**Required action**
Select and reproduce each line of the listing below that bears the string "cervical".

········

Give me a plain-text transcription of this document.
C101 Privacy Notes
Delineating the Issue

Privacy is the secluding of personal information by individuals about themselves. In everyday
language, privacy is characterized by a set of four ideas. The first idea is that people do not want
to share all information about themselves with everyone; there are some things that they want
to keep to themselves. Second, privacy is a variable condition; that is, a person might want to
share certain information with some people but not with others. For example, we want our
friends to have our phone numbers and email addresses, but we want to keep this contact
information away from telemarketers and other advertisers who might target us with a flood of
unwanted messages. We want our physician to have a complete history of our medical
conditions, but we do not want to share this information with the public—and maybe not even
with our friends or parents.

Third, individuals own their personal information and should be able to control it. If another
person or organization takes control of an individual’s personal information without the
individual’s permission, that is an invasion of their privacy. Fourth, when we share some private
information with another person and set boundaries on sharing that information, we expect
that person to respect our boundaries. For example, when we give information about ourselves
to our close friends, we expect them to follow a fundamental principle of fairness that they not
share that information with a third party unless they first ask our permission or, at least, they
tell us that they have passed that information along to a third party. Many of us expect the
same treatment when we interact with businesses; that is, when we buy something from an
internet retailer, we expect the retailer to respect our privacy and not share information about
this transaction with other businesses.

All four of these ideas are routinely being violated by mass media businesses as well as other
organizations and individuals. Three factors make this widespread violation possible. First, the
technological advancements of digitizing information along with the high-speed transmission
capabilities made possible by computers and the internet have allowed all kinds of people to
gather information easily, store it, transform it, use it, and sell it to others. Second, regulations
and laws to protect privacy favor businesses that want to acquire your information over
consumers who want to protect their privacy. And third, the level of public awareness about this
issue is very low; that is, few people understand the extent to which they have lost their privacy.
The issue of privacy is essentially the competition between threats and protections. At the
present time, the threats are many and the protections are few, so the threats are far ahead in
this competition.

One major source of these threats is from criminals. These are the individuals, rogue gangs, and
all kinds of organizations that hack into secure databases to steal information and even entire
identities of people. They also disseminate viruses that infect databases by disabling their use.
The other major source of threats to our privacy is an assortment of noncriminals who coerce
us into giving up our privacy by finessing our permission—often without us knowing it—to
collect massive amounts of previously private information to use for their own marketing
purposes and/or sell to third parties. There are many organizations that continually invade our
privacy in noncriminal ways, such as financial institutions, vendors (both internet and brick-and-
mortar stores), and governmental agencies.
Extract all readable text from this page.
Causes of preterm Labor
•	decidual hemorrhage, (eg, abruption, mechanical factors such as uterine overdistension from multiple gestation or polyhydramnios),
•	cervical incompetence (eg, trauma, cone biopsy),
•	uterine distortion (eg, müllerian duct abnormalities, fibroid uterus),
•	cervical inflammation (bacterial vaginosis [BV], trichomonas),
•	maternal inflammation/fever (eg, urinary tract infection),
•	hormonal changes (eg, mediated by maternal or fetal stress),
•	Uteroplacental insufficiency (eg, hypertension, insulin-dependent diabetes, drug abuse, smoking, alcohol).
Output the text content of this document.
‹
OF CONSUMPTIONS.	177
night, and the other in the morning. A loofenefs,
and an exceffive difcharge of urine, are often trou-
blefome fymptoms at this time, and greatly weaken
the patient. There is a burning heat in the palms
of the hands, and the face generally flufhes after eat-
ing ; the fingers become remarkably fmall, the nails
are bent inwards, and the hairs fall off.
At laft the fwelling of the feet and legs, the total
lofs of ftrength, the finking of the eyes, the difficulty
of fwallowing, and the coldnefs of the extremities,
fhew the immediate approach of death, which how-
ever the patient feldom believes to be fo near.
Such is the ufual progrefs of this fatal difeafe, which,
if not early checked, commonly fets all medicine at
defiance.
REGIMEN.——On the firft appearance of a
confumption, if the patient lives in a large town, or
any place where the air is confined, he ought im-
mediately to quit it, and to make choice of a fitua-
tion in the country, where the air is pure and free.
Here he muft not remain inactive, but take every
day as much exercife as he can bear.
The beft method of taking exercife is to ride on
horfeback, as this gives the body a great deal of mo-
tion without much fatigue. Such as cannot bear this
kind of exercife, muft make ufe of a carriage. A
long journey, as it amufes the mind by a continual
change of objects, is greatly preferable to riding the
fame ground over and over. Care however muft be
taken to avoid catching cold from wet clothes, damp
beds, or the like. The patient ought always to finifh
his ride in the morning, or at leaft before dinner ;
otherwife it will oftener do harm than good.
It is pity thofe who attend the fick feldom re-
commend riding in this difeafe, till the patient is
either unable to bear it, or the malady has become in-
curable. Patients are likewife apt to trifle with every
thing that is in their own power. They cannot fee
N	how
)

········

**Solution below**
•	cervical incompetence (eg, trauma, cone biopsy),
•	cervical inflammation (bacterial vaginosis [BV], trichomonas),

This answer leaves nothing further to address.